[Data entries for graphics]
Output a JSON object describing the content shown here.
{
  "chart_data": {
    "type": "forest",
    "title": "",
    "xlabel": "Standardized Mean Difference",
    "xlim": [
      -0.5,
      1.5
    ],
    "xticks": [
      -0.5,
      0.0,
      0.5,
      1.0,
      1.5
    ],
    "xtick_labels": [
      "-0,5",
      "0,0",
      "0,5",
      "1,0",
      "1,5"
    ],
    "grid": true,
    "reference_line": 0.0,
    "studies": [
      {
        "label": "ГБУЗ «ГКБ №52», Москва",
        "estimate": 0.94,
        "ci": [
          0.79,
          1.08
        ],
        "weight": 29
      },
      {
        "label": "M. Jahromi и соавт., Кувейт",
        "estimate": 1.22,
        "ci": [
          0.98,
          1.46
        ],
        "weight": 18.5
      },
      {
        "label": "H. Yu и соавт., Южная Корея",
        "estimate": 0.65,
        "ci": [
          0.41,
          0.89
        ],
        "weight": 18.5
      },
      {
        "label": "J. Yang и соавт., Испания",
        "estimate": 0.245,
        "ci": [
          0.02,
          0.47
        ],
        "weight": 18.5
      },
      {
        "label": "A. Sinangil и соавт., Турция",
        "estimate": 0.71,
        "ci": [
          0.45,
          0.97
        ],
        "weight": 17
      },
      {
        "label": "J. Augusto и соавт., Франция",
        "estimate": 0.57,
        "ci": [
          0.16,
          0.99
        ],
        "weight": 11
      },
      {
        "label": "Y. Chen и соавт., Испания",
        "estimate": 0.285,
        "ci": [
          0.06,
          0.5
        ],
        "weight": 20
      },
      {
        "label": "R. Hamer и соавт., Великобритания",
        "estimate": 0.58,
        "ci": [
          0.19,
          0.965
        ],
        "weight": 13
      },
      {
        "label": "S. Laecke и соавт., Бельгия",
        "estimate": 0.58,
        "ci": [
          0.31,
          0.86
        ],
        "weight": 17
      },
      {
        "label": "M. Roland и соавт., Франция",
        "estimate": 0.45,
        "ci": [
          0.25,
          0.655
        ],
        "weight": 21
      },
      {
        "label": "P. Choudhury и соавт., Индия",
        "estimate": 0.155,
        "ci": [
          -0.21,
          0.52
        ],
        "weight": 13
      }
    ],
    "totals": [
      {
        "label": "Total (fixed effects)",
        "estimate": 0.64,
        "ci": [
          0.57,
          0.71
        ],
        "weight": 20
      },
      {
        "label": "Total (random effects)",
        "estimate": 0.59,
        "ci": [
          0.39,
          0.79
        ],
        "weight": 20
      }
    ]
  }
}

## Task requirements:
Reply with one number only: how many lines of the listing hold "Испания"?

## Solution for this problem:
2